INSTRUCTIONS FOR THE TASK: Scan the data below and pick out the lines containing the word "this".

START

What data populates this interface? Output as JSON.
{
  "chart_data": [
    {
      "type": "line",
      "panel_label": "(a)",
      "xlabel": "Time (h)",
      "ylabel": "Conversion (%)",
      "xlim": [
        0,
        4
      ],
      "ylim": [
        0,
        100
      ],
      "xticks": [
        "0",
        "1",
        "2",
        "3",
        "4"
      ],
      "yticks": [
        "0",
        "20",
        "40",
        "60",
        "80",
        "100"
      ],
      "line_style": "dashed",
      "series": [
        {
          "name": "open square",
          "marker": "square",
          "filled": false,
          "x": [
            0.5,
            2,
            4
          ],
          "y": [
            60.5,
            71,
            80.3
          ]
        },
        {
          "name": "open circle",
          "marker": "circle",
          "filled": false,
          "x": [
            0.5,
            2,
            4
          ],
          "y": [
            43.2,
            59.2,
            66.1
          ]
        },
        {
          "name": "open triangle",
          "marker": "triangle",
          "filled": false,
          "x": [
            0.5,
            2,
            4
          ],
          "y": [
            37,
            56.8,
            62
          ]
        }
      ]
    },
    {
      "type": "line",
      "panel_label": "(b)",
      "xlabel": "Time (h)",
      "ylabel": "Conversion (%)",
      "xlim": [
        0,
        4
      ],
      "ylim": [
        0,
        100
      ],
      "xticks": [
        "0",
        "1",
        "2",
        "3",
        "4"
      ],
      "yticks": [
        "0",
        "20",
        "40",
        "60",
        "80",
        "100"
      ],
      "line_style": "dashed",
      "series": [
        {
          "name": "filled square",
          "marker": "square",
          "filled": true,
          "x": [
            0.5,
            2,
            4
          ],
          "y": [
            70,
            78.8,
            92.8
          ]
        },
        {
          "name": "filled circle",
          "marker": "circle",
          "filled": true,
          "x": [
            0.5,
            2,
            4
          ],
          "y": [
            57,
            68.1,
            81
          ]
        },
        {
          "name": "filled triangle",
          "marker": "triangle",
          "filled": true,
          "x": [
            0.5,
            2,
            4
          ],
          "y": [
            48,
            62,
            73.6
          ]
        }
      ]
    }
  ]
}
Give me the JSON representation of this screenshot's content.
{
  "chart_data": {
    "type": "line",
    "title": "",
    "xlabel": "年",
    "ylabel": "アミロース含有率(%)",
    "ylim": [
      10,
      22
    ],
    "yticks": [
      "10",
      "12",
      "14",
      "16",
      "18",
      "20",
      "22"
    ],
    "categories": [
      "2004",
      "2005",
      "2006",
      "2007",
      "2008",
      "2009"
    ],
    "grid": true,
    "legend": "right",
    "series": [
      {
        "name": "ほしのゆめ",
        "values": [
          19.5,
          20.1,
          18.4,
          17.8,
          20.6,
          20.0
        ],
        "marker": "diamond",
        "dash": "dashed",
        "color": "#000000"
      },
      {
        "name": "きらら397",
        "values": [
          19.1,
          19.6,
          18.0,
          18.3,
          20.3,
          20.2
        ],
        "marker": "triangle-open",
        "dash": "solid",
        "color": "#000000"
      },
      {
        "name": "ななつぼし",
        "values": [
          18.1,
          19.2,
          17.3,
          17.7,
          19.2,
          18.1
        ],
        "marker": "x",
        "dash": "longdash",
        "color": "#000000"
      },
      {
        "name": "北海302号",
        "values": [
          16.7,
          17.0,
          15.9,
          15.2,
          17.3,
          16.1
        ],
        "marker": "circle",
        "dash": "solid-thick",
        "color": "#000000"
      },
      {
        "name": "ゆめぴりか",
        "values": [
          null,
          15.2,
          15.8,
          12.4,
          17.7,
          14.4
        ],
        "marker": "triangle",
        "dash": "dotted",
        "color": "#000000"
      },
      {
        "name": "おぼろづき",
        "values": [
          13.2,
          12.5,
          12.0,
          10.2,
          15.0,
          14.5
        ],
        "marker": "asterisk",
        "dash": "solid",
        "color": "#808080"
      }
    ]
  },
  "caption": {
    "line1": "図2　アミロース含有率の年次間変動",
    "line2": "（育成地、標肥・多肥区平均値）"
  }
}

END

RESULT:
What data populates this interface? Output as JSON.
Give me the JSON representation of this screenshot's content.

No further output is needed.